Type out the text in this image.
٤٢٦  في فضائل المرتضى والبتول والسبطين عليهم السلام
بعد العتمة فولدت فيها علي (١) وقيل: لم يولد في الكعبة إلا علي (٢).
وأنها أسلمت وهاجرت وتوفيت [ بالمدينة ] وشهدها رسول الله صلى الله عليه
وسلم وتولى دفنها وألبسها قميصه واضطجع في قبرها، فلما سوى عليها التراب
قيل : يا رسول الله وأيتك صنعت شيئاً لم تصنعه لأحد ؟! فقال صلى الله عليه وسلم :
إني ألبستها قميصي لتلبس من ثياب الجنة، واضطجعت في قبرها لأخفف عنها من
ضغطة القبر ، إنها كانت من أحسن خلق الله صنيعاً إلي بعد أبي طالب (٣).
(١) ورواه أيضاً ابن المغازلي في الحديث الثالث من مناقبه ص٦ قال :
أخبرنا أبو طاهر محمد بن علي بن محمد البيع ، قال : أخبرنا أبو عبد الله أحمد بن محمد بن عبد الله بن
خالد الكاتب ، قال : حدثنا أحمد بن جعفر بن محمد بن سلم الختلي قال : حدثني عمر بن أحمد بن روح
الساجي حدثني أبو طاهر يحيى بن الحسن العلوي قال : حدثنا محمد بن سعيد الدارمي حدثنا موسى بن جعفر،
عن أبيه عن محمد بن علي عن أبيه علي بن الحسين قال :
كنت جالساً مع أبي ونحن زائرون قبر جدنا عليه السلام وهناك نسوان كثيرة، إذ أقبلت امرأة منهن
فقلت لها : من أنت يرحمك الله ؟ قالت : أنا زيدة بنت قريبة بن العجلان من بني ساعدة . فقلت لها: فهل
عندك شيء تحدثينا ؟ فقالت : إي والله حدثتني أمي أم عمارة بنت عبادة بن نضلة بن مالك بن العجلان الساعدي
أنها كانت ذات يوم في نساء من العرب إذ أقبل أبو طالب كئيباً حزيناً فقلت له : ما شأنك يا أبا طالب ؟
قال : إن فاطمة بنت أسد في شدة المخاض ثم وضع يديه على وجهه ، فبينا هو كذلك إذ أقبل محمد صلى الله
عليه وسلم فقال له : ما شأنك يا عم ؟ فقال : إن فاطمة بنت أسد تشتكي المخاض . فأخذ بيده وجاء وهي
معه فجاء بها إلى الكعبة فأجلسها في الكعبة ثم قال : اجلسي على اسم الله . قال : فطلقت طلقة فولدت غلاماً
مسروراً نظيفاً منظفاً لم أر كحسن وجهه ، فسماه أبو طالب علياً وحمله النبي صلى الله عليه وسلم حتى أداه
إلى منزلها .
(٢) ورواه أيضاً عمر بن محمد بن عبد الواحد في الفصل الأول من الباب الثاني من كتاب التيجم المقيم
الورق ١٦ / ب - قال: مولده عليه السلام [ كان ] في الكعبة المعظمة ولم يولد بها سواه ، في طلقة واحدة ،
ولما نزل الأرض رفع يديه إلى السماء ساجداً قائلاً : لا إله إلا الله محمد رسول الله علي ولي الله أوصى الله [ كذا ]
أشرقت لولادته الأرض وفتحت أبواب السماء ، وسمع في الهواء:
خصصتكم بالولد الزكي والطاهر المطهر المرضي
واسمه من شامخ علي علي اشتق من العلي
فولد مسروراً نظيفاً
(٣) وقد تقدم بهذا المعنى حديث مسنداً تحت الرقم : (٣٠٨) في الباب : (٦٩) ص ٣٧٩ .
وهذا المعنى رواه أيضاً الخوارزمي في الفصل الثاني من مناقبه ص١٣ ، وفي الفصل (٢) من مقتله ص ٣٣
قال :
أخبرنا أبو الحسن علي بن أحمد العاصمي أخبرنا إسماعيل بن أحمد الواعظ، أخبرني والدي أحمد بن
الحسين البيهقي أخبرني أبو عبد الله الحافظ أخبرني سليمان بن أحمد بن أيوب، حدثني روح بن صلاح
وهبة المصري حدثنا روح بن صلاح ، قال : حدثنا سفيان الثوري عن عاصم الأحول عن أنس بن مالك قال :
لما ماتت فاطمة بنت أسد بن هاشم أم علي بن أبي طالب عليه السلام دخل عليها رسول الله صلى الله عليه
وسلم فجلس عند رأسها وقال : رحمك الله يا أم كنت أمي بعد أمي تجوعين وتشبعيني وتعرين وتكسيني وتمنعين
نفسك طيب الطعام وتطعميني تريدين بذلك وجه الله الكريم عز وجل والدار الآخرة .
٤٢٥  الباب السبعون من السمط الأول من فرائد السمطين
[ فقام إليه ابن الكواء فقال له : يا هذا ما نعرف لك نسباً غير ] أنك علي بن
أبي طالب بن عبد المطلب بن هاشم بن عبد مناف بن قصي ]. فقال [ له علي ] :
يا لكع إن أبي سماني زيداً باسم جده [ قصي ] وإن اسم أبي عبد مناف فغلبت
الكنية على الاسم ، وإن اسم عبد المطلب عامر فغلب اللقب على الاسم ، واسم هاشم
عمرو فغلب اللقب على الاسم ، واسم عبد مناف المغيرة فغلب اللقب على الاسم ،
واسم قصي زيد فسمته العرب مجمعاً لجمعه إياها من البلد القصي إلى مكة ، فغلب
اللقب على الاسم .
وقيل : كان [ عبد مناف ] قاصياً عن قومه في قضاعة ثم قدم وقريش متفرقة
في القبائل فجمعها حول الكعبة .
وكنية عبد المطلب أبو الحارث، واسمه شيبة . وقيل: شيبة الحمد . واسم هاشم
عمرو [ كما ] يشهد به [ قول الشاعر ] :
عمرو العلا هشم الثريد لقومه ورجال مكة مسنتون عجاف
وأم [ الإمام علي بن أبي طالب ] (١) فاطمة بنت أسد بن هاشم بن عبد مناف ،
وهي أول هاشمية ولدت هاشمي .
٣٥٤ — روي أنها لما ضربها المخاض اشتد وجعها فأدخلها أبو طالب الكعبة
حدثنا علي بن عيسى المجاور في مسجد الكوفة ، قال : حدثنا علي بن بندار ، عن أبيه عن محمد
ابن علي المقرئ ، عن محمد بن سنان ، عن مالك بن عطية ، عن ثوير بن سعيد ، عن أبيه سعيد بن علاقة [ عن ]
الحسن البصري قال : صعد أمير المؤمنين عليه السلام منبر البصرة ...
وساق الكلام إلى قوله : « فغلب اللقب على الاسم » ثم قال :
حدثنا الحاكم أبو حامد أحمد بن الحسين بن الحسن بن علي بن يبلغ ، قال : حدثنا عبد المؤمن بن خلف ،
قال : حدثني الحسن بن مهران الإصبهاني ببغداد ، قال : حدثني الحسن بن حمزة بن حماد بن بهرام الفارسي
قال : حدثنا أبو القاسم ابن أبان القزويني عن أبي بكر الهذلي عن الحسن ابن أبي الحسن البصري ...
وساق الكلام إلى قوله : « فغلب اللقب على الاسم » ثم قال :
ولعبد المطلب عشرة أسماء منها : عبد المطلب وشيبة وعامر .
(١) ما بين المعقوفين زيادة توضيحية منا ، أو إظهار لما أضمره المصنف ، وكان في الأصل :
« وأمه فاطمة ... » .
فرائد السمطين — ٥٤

---

Extract each record, keeping it identical to the original.

Type out the text in this image.
٤٢٦  في فضائل المرتضى والبتول والسبطين عليهم السلام
بعد العتمة فولدت فيها علي (١) وقيل: لم يولد في الكعبة إلا علي (٢).
وأنها أسلمت وهاجرت وتوفيت [ بالمدينة ] وشهدها رسول الله صلى الله عليه
وسلم وتولى دفنها وألبسها قميصه واضطجع في قبرها، فلما سوى عليها التراب
قيل : يا رسول الله وأيتك صنعت شيئاً لم تصنعه لأحد ؟! فقال صلى الله عليه وسلم :
إني ألبستها قميصي لتلبس من ثياب الجنة، واضطجعت في قبرها لأخفف عنها من
ضغطة القبر ، إنها كانت من أحسن خلق الله صنيعاً إلي بعد أبي طالب (٣).
(١) ورواه أيضاً ابن المغازلي في الحديث الثالث من مناقبه ص٦ قال :
أخبرنا أبو طاهر محمد بن علي بن محمد البيع ، قال : أخبرنا أبو عبد الله أحمد بن محمد بن عبد الله بن
خالد الكاتب ، قال : حدثنا أحمد بن جعفر بن محمد بن سلم الختلي قال : حدثني عمر بن أحمد بن روح
الساجي حدثني أبو طاهر يحيى بن الحسن العلوي قال : حدثنا محمد بن سعيد الدارمي حدثنا موسى بن جعفر،
عن أبيه عن محمد بن علي عن أبيه علي بن الحسين قال :
كنت جالساً مع أبي ونحن زائرون قبر جدنا عليه السلام وهناك نسوان كثيرة، إذ أقبلت امرأة منهن
فقلت لها : من أنت يرحمك الله ؟ قالت : أنا زيدة بنت قريبة بن العجلان من بني ساعدة . فقلت لها: فهل
عندك شيء تحدثينا ؟ فقالت : إي والله حدثتني أمي أم عمارة بنت عبادة بن نضلة بن مالك بن العجلان الساعدي
أنها كانت ذات يوم في نساء من العرب إذ أقبل أبو طالب كئيباً حزيناً فقلت له : ما شأنك يا أبا طالب ؟
قال : إن فاطمة بنت أسد في شدة المخاض ثم وضع يديه على وجهه ، فبينا هو كذلك إذ أقبل محمد صلى الله
عليه وسلم فقال له : ما شأنك يا عم ؟ فقال : إن فاطمة بنت أسد تشتكي المخاض . فأخذ بيده وجاء وهي
معه فجاء بها إلى الكعبة فأجلسها في الكعبة ثم قال : اجلسي على اسم الله . قال : فطلقت طلقة فولدت غلاماً
مسروراً نظيفاً منظفاً لم أر كحسن وجهه ، فسماه أبو طالب علياً وحمله النبي صلى الله عليه وسلم حتى أداه
إلى منزلها .
(٢) ورواه أيضاً عمر بن محمد بن عبد الواحد في الفصل الأول من الباب الثاني من كتاب التيجم المقيم
الورق ١٦ / ب - قال: مولده عليه السلام [ كان ] في الكعبة المعظمة ولم يولد بها سواه ، في طلقة واحدة ،
ولما نزل الأرض رفع يديه إلى السماء ساجداً قائلاً : لا إله إلا الله محمد رسول الله علي ولي الله أوصى الله [ كذا ]
أشرقت لولادته الأرض وفتحت أبواب السماء ، وسمع في الهواء:
خصصتكم بالولد الزكي والطاهر المطهر المرضي
واسمه من شامخ علي علي اشتق من العلي
فولد مسروراً نظيفاً
(٣) وقد تقدم بهذا المعنى حديث مسنداً تحت الرقم : (٣٠٨) في الباب : (٦٩) ص ٣٧٩ .
وهذا المعنى رواه أيضاً الخوارزمي في الفصل الثاني من مناقبه ص١٣ ، وفي الفصل (٢) من مقتله ص ٣٣
قال :
أخبرنا أبو الحسن علي بن أحمد العاصمي أخبرنا إسماعيل بن أحمد الواعظ، أخبرني والدي أحمد بن
الحسين البيهقي أخبرني أبو عبد الله الحافظ أخبرني سليمان بن أحمد بن أيوب، حدثني روح بن صلاح
وهبة المصري حدثنا روح بن صلاح ، قال : حدثنا سفيان الثوري عن عاصم الأحول عن أنس بن مالك قال :
لما ماتت فاطمة بنت أسد بن هاشم أم علي بن أبي طالب عليه السلام دخل عليها رسول الله صلى الله عليه
وسلم فجلس عند رأسها وقال : رحمك الله يا أم كنت أمي بعد أمي تجوعين وتشبعيني وتعرين وتكسيني وتمنعين
نفسك طيب الطعام وتطعميني تريدين بذلك وجه الله الكريم عز وجل والدار الآخرة .
٤٢٥  الباب السبعون من السمط الأول من فرائد السمطين
[ فقام إليه ابن الكواء فقال له : يا هذا ما نعرف لك نسباً غير ] أنك علي بن
أبي طالب بن عبد المطلب بن هاشم بن عبد مناف بن قصي ]. فقال [ له علي ] :
يا لكع إن أبي سماني زيداً باسم جده [ قصي ] وإن اسم أبي عبد مناف فغلبت
الكنية على الاسم ، وإن اسم عبد المطلب عامر فغلب اللقب على الاسم ، واسم هاشم
عمرو فغلب اللقب على الاسم ، واسم عبد مناف المغيرة فغلب اللقب على الاسم ،
واسم قصي زيد فسمته العرب مجمعاً لجمعه إياها من البلد القصي إلى مكة ، فغلب
اللقب على الاسم .
وقيل : كان [ عبد مناف ] قاصياً عن قومه في قضاعة ثم قدم وقريش متفرقة
في القبائل فجمعها حول الكعبة .
وكنية عبد المطلب أبو الحارث، واسمه شيبة . وقيل: شيبة الحمد . واسم هاشم
عمرو [ كما ] يشهد به [ قول الشاعر ] :
عمرو العلا هشم الثريد لقومه ورجال مكة مسنتون عجاف
وأم [ الإمام علي بن أبي طالب ] (١) فاطمة بنت أسد بن هاشم بن عبد مناف ،
وهي أول هاشمية ولدت هاشمي .
٣٥٤ — روي أنها لما ضربها المخاض اشتد وجعها فأدخلها أبو طالب الكعبة
حدثنا علي بن عيسى المجاور في مسجد الكوفة ، قال : حدثنا علي بن بندار ، عن أبيه عن محمد
ابن علي المقرئ ، عن محمد بن سنان ، عن مالك بن عطية ، عن ثوير بن سعيد ، عن أبيه سعيد بن علاقة [ عن ]
الحسن البصري قال : صعد أمير المؤمنين عليه السلام منبر البصرة ...
وساق الكلام إلى قوله : « فغلب اللقب على الاسم » ثم قال :
حدثنا الحاكم أبو حامد أحمد بن الحسين بن الحسن بن علي بن يبلغ ، قال : حدثنا عبد المؤمن بن خلف ،
قال : حدثني الحسن بن مهران الإصبهاني ببغداد ، قال : حدثني الحسن بن حمزة بن حماد بن بهرام الفارسي
قال : حدثنا أبو القاسم ابن أبان القزويني عن أبي بكر الهذلي عن الحسن ابن أبي الحسن البصري ...
وساق الكلام إلى قوله : « فغلب اللقب على الاسم » ثم قال :
ولعبد المطلب عشرة أسماء منها : عبد المطلب وشيبة وعامر .
(١) ما بين المعقوفين زيادة توضيحية منا ، أو إظهار لما أضمره المصنف ، وكان في الأصل :
« وأمه فاطمة ... » .
فرائد السمطين — ٥٤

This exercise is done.